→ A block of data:
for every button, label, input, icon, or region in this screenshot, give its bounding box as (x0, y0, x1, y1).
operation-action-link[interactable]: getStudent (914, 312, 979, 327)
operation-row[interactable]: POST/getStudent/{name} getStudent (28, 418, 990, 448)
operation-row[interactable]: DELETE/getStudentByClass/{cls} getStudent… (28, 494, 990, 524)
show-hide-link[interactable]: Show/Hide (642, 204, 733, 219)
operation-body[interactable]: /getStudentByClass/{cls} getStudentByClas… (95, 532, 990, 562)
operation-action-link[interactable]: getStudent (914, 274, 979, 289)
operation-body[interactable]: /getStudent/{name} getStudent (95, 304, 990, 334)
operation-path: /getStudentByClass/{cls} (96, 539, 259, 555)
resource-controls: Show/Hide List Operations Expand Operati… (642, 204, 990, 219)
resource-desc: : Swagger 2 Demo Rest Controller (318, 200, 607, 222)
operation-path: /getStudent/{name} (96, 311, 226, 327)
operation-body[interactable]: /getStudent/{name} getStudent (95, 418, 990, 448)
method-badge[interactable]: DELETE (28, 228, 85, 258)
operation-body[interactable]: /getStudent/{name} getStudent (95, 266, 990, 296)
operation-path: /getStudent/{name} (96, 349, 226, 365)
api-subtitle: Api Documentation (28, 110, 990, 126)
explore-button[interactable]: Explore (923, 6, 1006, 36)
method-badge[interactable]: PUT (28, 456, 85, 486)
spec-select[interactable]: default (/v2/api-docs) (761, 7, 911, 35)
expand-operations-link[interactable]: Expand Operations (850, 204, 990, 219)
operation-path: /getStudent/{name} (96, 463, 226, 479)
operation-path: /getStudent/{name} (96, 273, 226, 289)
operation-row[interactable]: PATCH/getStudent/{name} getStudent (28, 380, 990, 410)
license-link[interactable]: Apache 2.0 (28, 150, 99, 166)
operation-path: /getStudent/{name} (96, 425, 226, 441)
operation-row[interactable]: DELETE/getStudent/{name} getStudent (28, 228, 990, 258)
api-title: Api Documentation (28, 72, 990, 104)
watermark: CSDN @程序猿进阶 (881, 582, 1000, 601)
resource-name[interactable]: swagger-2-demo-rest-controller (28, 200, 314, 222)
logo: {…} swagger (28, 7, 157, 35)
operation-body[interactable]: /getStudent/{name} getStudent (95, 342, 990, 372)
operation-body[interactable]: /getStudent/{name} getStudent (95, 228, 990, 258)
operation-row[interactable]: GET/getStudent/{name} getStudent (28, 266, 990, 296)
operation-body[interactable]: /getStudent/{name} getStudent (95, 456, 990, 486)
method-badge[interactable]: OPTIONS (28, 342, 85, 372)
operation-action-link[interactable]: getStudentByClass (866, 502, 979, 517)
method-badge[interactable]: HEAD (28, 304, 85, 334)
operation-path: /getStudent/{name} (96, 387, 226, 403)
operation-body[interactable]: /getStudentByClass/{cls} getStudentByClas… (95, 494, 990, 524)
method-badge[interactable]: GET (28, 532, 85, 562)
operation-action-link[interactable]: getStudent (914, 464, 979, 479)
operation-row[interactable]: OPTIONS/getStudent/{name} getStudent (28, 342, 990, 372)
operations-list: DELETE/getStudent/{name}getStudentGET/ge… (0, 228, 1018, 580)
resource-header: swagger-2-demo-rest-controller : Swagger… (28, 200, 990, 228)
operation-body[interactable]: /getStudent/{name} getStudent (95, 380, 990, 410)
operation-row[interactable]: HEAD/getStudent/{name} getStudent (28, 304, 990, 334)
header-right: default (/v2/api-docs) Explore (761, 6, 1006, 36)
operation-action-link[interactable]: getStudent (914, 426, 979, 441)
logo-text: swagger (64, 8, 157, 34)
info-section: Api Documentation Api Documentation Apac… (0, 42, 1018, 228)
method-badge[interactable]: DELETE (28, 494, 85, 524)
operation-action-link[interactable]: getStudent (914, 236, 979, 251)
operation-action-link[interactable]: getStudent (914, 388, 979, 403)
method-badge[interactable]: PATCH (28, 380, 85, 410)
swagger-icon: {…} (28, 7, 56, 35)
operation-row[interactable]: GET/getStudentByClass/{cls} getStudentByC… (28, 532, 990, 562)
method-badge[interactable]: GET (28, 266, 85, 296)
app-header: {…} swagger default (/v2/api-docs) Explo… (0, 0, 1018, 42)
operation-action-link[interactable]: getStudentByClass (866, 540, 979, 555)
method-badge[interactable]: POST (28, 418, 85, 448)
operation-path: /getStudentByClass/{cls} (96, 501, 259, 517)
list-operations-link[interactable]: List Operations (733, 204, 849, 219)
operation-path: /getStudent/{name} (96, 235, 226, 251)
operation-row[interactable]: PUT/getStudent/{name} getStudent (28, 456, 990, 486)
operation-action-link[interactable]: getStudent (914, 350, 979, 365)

→ PROBLEM DETAILS: Count the lines in the listing above that contain the string "header". Give only the number.

→ RESULT OF THIS EXERCISE: 3